Written instruction: List the rows as a numbered list, without blank lines, starting at the row with "chevron-down-icon: ∨: [316, 108, 324, 119]" and ending with the row with "full-checkbox[interactable]: ✓: [70, 353, 84, 367]", both included.

Materials provided:
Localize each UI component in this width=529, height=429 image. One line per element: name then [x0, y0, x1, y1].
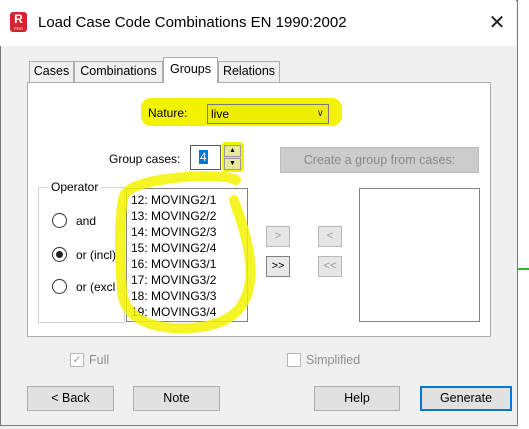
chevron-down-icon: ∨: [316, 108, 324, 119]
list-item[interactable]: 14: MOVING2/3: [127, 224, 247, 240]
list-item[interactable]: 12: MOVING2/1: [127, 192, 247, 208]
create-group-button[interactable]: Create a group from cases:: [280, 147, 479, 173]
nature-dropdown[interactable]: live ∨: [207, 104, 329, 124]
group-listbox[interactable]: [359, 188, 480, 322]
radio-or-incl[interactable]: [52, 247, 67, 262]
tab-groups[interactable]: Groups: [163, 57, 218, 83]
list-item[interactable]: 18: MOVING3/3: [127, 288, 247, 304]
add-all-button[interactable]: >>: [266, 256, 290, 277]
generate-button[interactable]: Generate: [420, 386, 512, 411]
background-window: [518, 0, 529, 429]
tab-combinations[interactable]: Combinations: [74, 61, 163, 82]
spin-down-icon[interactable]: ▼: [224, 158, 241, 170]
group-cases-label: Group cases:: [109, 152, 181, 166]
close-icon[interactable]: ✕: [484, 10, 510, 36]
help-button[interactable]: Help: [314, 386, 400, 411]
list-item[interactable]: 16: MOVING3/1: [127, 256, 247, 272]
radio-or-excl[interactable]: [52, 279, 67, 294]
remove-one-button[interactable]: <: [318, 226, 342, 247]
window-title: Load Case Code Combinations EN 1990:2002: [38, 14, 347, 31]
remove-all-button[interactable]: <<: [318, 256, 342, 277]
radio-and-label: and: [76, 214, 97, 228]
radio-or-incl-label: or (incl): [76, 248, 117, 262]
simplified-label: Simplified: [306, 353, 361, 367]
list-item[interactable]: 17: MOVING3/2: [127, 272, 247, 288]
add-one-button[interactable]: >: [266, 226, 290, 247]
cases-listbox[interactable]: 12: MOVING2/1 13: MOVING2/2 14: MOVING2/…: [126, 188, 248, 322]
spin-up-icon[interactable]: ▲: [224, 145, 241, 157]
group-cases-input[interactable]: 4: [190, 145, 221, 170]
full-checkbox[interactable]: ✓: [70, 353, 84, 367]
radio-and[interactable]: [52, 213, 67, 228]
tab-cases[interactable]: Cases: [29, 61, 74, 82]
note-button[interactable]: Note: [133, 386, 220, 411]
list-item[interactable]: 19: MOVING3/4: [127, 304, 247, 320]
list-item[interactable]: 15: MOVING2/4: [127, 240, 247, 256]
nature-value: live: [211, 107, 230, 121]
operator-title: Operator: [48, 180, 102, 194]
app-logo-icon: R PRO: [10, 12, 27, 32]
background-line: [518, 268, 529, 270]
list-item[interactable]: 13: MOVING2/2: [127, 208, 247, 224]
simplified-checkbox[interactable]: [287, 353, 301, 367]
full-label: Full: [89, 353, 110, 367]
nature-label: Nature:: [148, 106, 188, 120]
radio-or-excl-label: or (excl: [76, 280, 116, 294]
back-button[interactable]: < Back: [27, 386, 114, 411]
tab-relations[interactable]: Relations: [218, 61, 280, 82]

Result:
1. chevron-down-icon: ∨: [316, 108, 324, 119]
2. list-item[interactable]: 14: MOVING2/3: [127, 224, 247, 240]
3. list-item[interactable]: 12: MOVING2/1: [127, 192, 247, 208]
4. create-group-button[interactable]: Create a group from cases:: [280, 147, 479, 173]
5. nature-dropdown[interactable]: live ∨: [207, 104, 329, 124]
6. group-listbox[interactable]: [359, 188, 480, 322]
7. radio-or-incl[interactable]: [52, 247, 67, 262]
8. tab-groups[interactable]: Groups: [163, 57, 218, 83]
9. list-item[interactable]: 18: MOVING3/3: [127, 288, 247, 304]
10. add-all-button[interactable]: >>: [266, 256, 290, 277]
11. generate-button[interactable]: Generate: [420, 386, 512, 411]
12. background-window: [518, 0, 529, 429]
13. tab-combinations[interactable]: Combinations: [74, 61, 163, 82]
14. spin-down-icon[interactable]: ▼: [224, 158, 241, 170]
15. group-cases-label: Group cases:: [109, 152, 181, 166]
16. close-icon[interactable]: ✕: [484, 10, 510, 36]
17. help-button[interactable]: Help: [314, 386, 400, 411]
18. list-item[interactable]: 16: MOVING3/1: [127, 256, 247, 272]
19. radio-or-excl[interactable]: [52, 279, 67, 294]
20. remove-one-button[interactable]: <: [318, 226, 342, 247]
21. window-title: Load Case Code Combinations EN 1990:2002: [38, 14, 347, 31]
22. remove-all-button[interactable]: <<: [318, 256, 342, 277]
23. radio-and-label: and: [76, 214, 97, 228]
24. radio-or-incl-label: or (incl): [76, 248, 117, 262]
25. simplified-label: Simplified: [306, 353, 361, 367]
26. list-item[interactable]: 17: MOVING3/2: [127, 272, 247, 288]
27. add-one-button[interactable]: >: [266, 226, 290, 247]
28. cases-listbox[interactable]: 12: MOVING2/1 13: MOVING2/2 14: MOVING2/…: [126, 188, 248, 322]
29. spin-up-icon[interactable]: ▲: [224, 145, 241, 157]
30. group-cases-input[interactable]: 4: [190, 145, 221, 170]
31. full-checkbox[interactable]: ✓: [70, 353, 84, 367]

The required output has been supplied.